Retype each line exactly. Skip images.

(Figure record extracts)
※

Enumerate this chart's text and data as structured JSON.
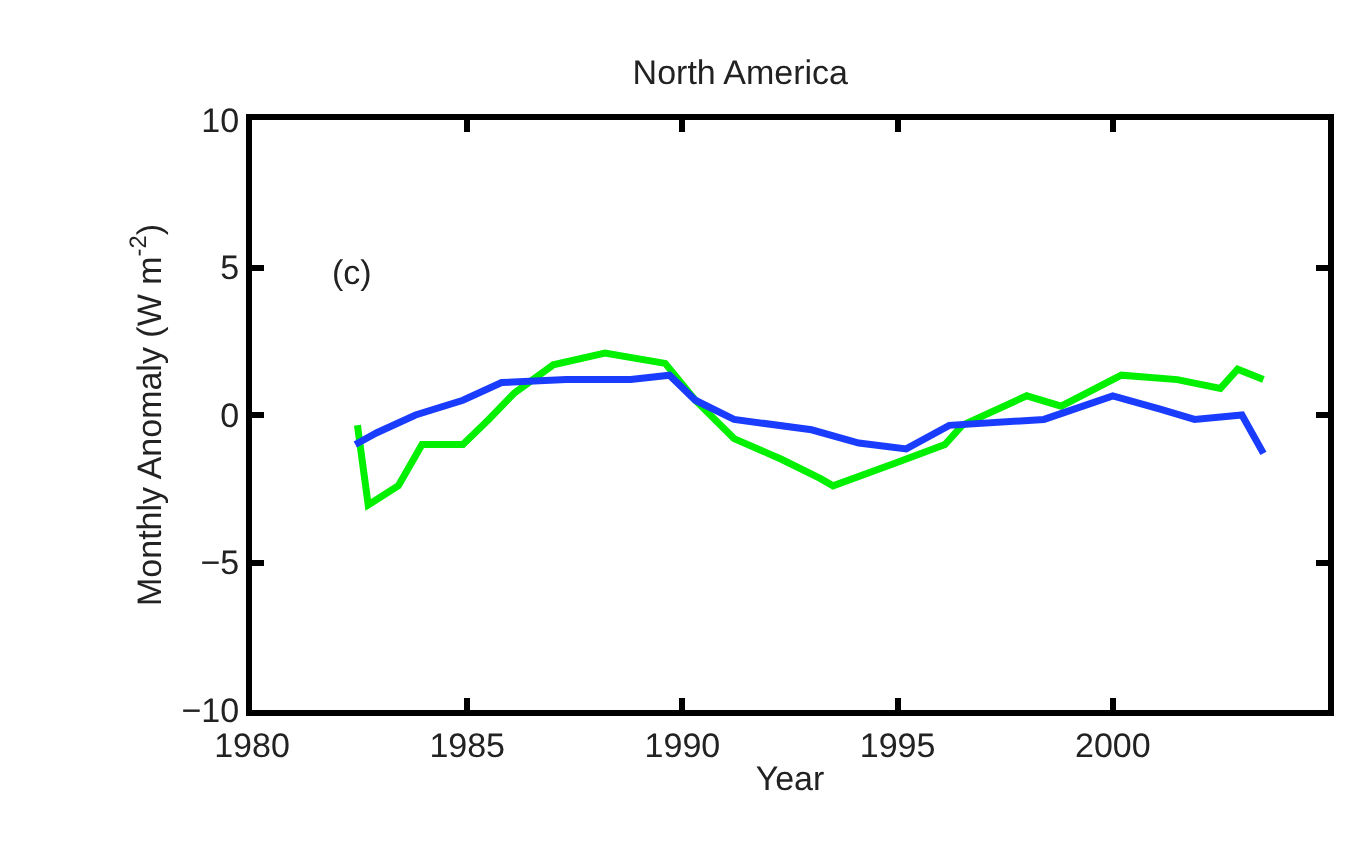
{
  "chart_data": {
    "type": "line",
    "title": "North America",
    "xlabel": "Year",
    "ylabel": "Monthly Anomaly (W m$^{-2}$)",
    "annotations": [
      "(c)"
    ],
    "xlim": [
      1980,
      2005
    ],
    "xticks": [
      1980,
      1985,
      1990,
      1995,
      2000
    ],
    "ylim": [
      -10,
      10
    ],
    "yticks": [
      -10,
      -5,
      0,
      5,
      10
    ],
    "series": [
      {
        "color": "#00f000",
        "x": [
          1982.45,
          1982.7,
          1983.4,
          1983.95,
          1984.9,
          1985.5,
          1986.1,
          1987.0,
          1988.2,
          1989.6,
          1990.3,
          1991.2,
          1992.3,
          1993.2,
          1993.5,
          1995.0,
          1996.1,
          1996.5,
          1998.0,
          1998.8,
          2000.2,
          2001.5,
          2002.5,
          2002.9,
          2003.5
        ],
        "values": [
          -0.35,
          -3.05,
          -2.4,
          -1.0,
          -1.0,
          -0.15,
          0.75,
          1.7,
          2.1,
          1.75,
          0.5,
          -0.8,
          -1.5,
          -2.15,
          -2.4,
          -1.6,
          -1.0,
          -0.35,
          0.65,
          0.3,
          1.35,
          1.2,
          0.9,
          1.55,
          1.2
        ]
      },
      {
        "color": "#1a3cff",
        "x": [
          1982.4,
          1982.9,
          1983.8,
          1984.9,
          1985.8,
          1987.3,
          1988.8,
          1989.7,
          1990.3,
          1991.2,
          1993.0,
          1994.1,
          1995.2,
          1996.2,
          1998.4,
          2000.0,
          2001.1,
          2001.9,
          2003.0,
          2003.5
        ],
        "values": [
          -1.0,
          -0.6,
          0.0,
          0.5,
          1.1,
          1.2,
          1.2,
          1.35,
          0.5,
          -0.15,
          -0.5,
          -0.95,
          -1.15,
          -0.35,
          -0.15,
          0.65,
          0.2,
          -0.15,
          0.0,
          -1.3
        ]
      }
    ]
  }
}
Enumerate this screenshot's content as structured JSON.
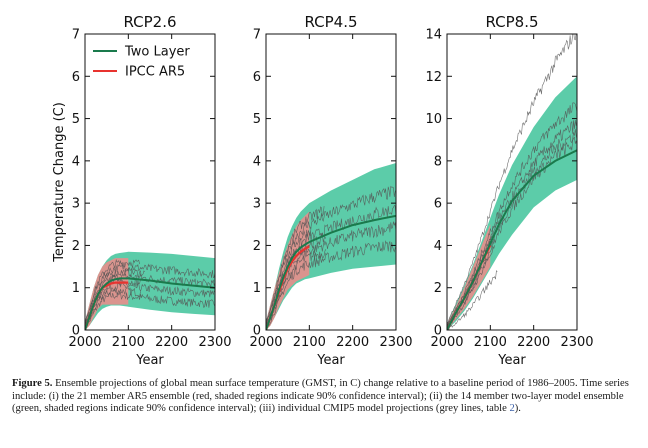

※

__EXERCISE OUTPUT__:
Enumerate this chart's text and data as structured JSON.
{
  "chart_data": {
    "type": "line",
    "title": "North America",
    "xlabel": "Year",
    "ylabel": "Monthly Anomaly (W m$^{-2}$)",
    "annotations": [
      "(c)"
    ],
    "xlim": [
      1980,
      2005
    ],
    "xticks": [
      1980,
      1985,
      1990,
      1995,
      2000
    ],
    "ylim": [
      -10,
      10
    ],
    "yticks": [
      -10,
      -5,
      0,
      5,
      10
    ],
    "series": [
      {
        "color": "#00f000",
        "x": [
          1982.45,
          1982.7,
          1983.4,
          1983.95,
          1984.9,
          1985.5,
          1986.1,
          1987.0,
          1988.2,
          1989.6,
          1990.3,
          1991.2,
          1992.3,
          1993.2,
          1993.5,
          1995.0,
          1996.1,
          1996.5,
          1998.0,
          1998.8,
          2000.2,
          2001.5,
          2002.5,
          2002.9,
          2003.5
        ],
        "values": [
          -0.35,
          -3.05,
          -2.4,
          -1.0,
          -1.0,
          -0.15,
          0.75,
          1.7,
          2.1,
          1.75,
          0.5,
          -0.8,
          -1.5,
          -2.15,
          -2.4,
          -1.6,
          -1.0,
          -0.35,
          0.65,
          0.3,
          1.35,
          1.2,
          0.9,
          1.55,
          1.2
        ]
      },
      {
        "color": "#1a3cff",
        "x": [
          1982.4,
          1982.9,
          1983.8,
          1984.9,
          1985.8,
          1987.3,
          1988.8,
          1989.7,
          1990.3,
          1991.2,
          1993.0,
          1994.1,
          1995.2,
          1996.2,
          1998.4,
          2000.0,
          2001.1,
          2001.9,
          2003.0,
          2003.5
        ],
        "values": [
          -1.0,
          -0.6,
          0.0,
          0.5,
          1.1,
          1.2,
          1.2,
          1.35,
          0.5,
          -0.15,
          -0.5,
          -0.95,
          -1.15,
          -0.35,
          -0.15,
          0.65,
          0.2,
          -0.15,
          0.0,
          -1.3
        ]
      }
    ]
  }
}
Enumerate this screenshot's content as structured JSON.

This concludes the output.